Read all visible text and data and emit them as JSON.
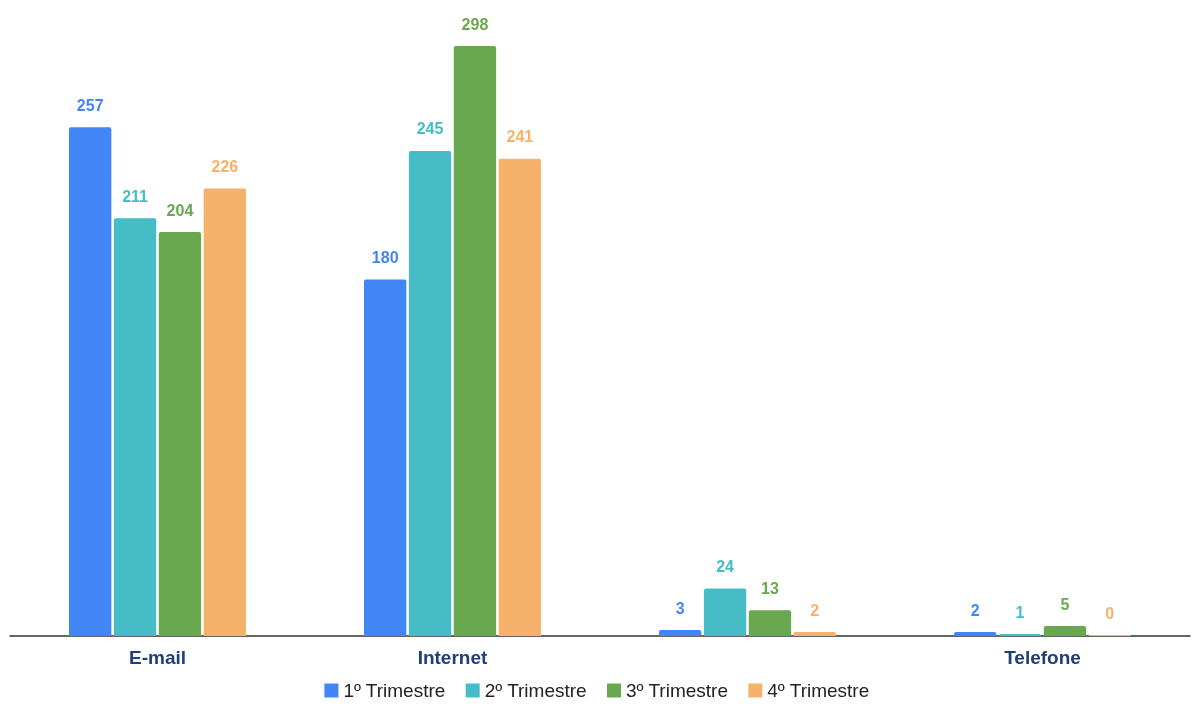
{
  "chart_data": {
    "type": "bar",
    "categories": [
      "E-mail",
      "Internet",
      null,
      "Telefone"
    ],
    "series": [
      {
        "name": "1º Trimestre",
        "color": "#4285f4",
        "values": [
          257,
          180,
          3,
          2
        ]
      },
      {
        "name": "2º Trimestre",
        "color": "#46bdc6",
        "values": [
          211,
          245,
          24,
          1
        ]
      },
      {
        "name": "3º Trimestre",
        "color": "#6aa84f",
        "values": [
          204,
          298,
          13,
          5
        ]
      },
      {
        "name": "4º Trimestre",
        "color": "#f6b26b",
        "values": [
          226,
          241,
          2,
          0
        ]
      }
    ],
    "data_labels": true,
    "legend": "bottom"
  }
}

........

_What is being asked_. Reproduce the records above exactly, leaving out every picture they contain.

_Task answer_.
Read all visible text and data and emit them as JSON.
{
  "chart_data": {
    "type": "bar",
    "categories": [
      "E-mail",
      "Internet",
      null,
      "Telefone"
    ],
    "series": [
      {
        "name": "1º Trimestre",
        "color": "#4285f4",
        "values": [
          257,
          180,
          3,
          2
        ]
      },
      {
        "name": "2º Trimestre",
        "color": "#46bdc6",
        "values": [
          211,
          245,
          24,
          1
        ]
      },
      {
        "name": "3º Trimestre",
        "color": "#6aa84f",
        "values": [
          204,
          298,
          13,
          5
        ]
      },
      {
        "name": "4º Trimestre",
        "color": "#f6b26b",
        "values": [
          226,
          241,
          2,
          0
        ]
      }
    ],
    "data_labels": true,
    "legend": "bottom"
  }
}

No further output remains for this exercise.